• **Collected data**:
┄┄┄┄┄┄┄┄┄┄
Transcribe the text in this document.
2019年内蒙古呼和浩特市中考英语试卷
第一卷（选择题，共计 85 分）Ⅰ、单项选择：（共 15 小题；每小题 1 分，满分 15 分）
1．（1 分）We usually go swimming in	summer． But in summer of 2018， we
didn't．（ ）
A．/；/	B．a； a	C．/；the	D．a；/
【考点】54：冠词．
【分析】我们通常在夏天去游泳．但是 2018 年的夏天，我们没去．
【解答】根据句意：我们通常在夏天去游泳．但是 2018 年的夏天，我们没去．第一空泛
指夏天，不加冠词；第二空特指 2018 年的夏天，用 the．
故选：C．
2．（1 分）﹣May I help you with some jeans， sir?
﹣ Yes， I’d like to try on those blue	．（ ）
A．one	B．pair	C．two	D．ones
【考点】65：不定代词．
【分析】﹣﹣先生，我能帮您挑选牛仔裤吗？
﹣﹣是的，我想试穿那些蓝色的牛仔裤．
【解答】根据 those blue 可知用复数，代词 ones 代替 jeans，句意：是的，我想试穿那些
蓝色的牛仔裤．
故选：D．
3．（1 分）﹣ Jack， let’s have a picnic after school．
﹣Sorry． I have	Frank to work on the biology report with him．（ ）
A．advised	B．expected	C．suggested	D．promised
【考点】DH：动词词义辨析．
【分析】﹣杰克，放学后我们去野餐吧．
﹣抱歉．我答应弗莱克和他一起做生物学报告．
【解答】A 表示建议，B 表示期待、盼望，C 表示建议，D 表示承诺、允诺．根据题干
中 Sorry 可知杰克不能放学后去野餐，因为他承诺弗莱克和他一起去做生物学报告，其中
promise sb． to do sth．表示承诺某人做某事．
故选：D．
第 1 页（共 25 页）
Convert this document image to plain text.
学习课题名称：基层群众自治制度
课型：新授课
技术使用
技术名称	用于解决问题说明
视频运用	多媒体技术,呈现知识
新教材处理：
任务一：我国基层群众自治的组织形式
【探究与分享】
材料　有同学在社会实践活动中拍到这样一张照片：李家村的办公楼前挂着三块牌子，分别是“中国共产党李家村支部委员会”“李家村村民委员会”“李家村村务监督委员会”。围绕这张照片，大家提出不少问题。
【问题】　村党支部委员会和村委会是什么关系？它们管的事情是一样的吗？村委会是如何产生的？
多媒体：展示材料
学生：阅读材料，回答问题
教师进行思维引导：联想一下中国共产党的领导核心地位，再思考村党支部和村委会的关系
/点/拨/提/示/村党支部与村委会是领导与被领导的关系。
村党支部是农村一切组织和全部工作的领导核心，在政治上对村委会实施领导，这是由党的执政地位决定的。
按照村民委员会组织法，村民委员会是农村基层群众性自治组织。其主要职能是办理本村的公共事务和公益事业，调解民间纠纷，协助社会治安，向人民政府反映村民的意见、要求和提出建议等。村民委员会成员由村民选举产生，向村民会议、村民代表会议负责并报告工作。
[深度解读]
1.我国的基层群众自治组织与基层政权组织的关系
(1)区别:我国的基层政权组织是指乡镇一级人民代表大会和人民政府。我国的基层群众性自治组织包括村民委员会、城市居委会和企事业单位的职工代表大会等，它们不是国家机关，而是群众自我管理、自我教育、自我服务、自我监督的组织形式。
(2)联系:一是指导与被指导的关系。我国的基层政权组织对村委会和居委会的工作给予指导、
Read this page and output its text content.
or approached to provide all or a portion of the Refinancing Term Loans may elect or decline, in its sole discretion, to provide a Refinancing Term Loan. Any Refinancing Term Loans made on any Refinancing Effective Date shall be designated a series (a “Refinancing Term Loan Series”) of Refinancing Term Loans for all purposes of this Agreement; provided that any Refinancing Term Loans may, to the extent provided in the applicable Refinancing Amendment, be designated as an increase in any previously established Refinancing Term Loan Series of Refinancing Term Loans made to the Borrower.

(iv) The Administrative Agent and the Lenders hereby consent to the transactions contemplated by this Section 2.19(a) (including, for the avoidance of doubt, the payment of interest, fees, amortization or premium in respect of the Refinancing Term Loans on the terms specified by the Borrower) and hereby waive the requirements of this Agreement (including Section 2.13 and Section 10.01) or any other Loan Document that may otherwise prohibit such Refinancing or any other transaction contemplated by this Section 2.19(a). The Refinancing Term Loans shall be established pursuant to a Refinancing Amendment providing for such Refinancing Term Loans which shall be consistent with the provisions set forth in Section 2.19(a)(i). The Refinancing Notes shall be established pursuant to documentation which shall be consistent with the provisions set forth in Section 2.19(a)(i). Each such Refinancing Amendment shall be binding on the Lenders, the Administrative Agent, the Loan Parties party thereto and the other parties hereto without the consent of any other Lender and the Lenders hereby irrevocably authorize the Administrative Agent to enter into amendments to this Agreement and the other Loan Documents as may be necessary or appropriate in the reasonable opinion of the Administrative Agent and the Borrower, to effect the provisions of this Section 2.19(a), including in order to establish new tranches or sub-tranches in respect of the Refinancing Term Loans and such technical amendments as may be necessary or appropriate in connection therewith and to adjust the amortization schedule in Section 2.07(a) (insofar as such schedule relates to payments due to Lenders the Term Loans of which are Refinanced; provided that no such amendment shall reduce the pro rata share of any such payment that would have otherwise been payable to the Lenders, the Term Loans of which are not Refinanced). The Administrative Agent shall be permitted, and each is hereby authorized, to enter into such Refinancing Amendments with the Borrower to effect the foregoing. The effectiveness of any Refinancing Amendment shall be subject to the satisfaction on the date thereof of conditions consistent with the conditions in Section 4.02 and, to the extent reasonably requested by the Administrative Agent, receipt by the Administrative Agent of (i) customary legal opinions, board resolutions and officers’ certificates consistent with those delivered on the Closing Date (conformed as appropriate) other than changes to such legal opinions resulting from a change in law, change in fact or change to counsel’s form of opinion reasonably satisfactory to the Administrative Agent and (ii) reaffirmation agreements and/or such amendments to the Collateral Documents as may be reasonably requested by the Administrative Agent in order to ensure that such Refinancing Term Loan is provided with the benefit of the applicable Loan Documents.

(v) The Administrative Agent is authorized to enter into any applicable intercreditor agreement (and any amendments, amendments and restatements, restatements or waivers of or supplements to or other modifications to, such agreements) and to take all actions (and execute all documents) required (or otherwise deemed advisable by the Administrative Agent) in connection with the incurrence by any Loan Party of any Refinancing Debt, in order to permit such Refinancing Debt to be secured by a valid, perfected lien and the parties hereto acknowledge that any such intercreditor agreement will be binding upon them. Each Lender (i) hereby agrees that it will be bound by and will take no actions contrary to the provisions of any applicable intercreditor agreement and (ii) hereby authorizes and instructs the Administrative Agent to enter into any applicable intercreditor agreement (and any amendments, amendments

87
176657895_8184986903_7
┄┄┄┄┄┄┄┄┄┄
• **DO THIS**:
Return the whole listing exactly, with every line included.

• **RESULT FOR THIS EXERCISE**:
Transcribe the text in this document.
2019年内蒙古呼和浩特市中考英语试卷
第一卷（选择题，共计 85 分）Ⅰ、单项选择：（共 15 小题；每小题 1 分，满分 15 分）
1．（1 分）We usually go swimming in	summer． But in summer of 2018， we
didn't．（ ）
A．/；/	B．a； a	C．/；the	D．a；/
【考点】54：冠词．
【分析】我们通常在夏天去游泳．但是 2018 年的夏天，我们没去．
【解答】根据句意：我们通常在夏天去游泳．但是 2018 年的夏天，我们没去．第一空泛
指夏天，不加冠词；第二空特指 2018 年的夏天，用 the．
故选：C．
2．（1 分）﹣May I help you with some jeans， sir?
﹣ Yes， I’d like to try on those blue	．（ ）
A．one	B．pair	C．two	D．ones
【考点】65：不定代词．
【分析】﹣﹣先生，我能帮您挑选牛仔裤吗？
﹣﹣是的，我想试穿那些蓝色的牛仔裤．
【解答】根据 those blue 可知用复数，代词 ones 代替 jeans，句意：是的，我想试穿那些
蓝色的牛仔裤．
故选：D．
3．（1 分）﹣ Jack， let’s have a picnic after school．
﹣Sorry． I have	Frank to work on the biology report with him．（ ）
A．advised	B．expected	C．suggested	D．promised
【考点】DH：动词词义辨析．
【分析】﹣杰克，放学后我们去野餐吧．
﹣抱歉．我答应弗莱克和他一起做生物学报告．
【解答】A 表示建议，B 表示期待、盼望，C 表示建议，D 表示承诺、允诺．根据题干
中 Sorry 可知杰克不能放学后去野餐，因为他承诺弗莱克和他一起去做生物学报告，其中
promise sb． to do sth．表示承诺某人做某事．
故选：D．
第 1 页（共 25 页）
Convert this document image to plain text.
学习课题名称：基层群众自治制度
课型：新授课
技术使用
技术名称	用于解决问题说明
视频运用	多媒体技术,呈现知识
新教材处理：
任务一：我国基层群众自治的组织形式
【探究与分享】
材料　有同学在社会实践活动中拍到这样一张照片：李家村的办公楼前挂着三块牌子，分别是“中国共产党李家村支部委员会”“李家村村民委员会”“李家村村务监督委员会”。围绕这张照片，大家提出不少问题。
【问题】　村党支部委员会和村委会是什么关系？它们管的事情是一样的吗？村委会是如何产生的？
多媒体：展示材料
学生：阅读材料，回答问题
教师进行思维引导：联想一下中国共产党的领导核心地位，再思考村党支部和村委会的关系
/点/拨/提/示/村党支部与村委会是领导与被领导的关系。
村党支部是农村一切组织和全部工作的领导核心，在政治上对村委会实施领导，这是由党的执政地位决定的。
按照村民委员会组织法，村民委员会是农村基层群众性自治组织。其主要职能是办理本村的公共事务和公益事业，调解民间纠纷，协助社会治安，向人民政府反映村民的意见、要求和提出建议等。村民委员会成员由村民选举产生，向村民会议、村民代表会议负责并报告工作。
[深度解读]
1.我国的基层群众自治组织与基层政权组织的关系
(1)区别:我国的基层政权组织是指乡镇一级人民代表大会和人民政府。我国的基层群众性自治组织包括村民委员会、城市居委会和企事业单位的职工代表大会等，它们不是国家机关，而是群众自我管理、自我教育、自我服务、自我监督的组织形式。
(2)联系:一是指导与被指导的关系。我国的基层政权组织对村委会和居委会的工作给予指导、
Read this page and output its text content.
or approached to provide all or a portion of the Refinancing Term Loans may elect or decline, in its sole discretion, to provide a Refinancing Term Loan. Any Refinancing Term Loans made on any Refinancing Effective Date shall be designated a series (a “Refinancing Term Loan Series”) of Refinancing Term Loans for all purposes of this Agreement; provided that any Refinancing Term Loans may, to the extent provided in the applicable Refinancing Amendment, be designated as an increase in any previously established Refinancing Term Loan Series of Refinancing Term Loans made to the Borrower.

(iv) The Administrative Agent and the Lenders hereby consent to the transactions contemplated by this Section 2.19(a) (including, for the avoidance of doubt, the payment of interest, fees, amortization or premium in respect of the Refinancing Term Loans on the terms specified by the Borrower) and hereby waive the requirements of this Agreement (including Section 2.13 and Section 10.01) or any other Loan Document that may otherwise prohibit such Refinancing or any other transaction contemplated by this Section 2.19(a). The Refinancing Term Loans shall be established pursuant to a Refinancing Amendment providing for such Refinancing Term Loans which shall be consistent with the provisions set forth in Section 2.19(a)(i). The Refinancing Notes shall be established pursuant to documentation which shall be consistent with the provisions set forth in Section 2.19(a)(i). Each such Refinancing Amendment shall be binding on the Lenders, the Administrative Agent, the Loan Parties party thereto and the other parties hereto without the consent of any other Lender and the Lenders hereby irrevocably authorize the Administrative Agent to enter into amendments to this Agreement and the other Loan Documents as may be necessary or appropriate in the reasonable opinion of the Administrative Agent and the Borrower, to effect the provisions of this Section 2.19(a), including in order to establish new tranches or sub-tranches in respect of the Refinancing Term Loans and such technical amendments as may be necessary or appropriate in connection therewith and to adjust the amortization schedule in Section 2.07(a) (insofar as such schedule relates to payments due to Lenders the Term Loans of which are Refinanced; provided that no such amendment shall reduce the pro rata share of any such payment that would have otherwise been payable to the Lenders, the Term Loans of which are not Refinanced). The Administrative Agent shall be permitted, and each is hereby authorized, to enter into such Refinancing Amendments with the Borrower to effect the foregoing. The effectiveness of any Refinancing Amendment shall be subject to the satisfaction on the date thereof of conditions consistent with the conditions in Section 4.02 and, to the extent reasonably requested by the Administrative Agent, receipt by the Administrative Agent of (i) customary legal opinions, board resolutions and officers’ certificates consistent with those delivered on the Closing Date (conformed as appropriate) other than changes to such legal opinions resulting from a change in law, change in fact or change to counsel’s form of opinion reasonably satisfactory to the Administrative Agent and (ii) reaffirmation agreements and/or such amendments to the Collateral Documents as may be reasonably requested by the Administrative Agent in order to ensure that such Refinancing Term Loan is provided with the benefit of the applicable Loan Documents.

(v) The Administrative Agent is authorized to enter into any applicable intercreditor agreement (and any amendments, amendments and restatements, restatements or waivers of or supplements to or other modifications to, such agreements) and to take all actions (and execute all documents) required (or otherwise deemed advisable by the Administrative Agent) in connection with the incurrence by any Loan Party of any Refinancing Debt, in order to permit such Refinancing Debt to be secured by a valid, perfected lien and the parties hereto acknowledge that any such intercreditor agreement will be binding upon them. Each Lender (i) hereby agrees that it will be bound by and will take no actions contrary to the provisions of any applicable intercreditor agreement and (ii) hereby authorizes and instructs the Administrative Agent to enter into any applicable intercreditor agreement (and any amendments, amendments

87
176657895_8184986903_7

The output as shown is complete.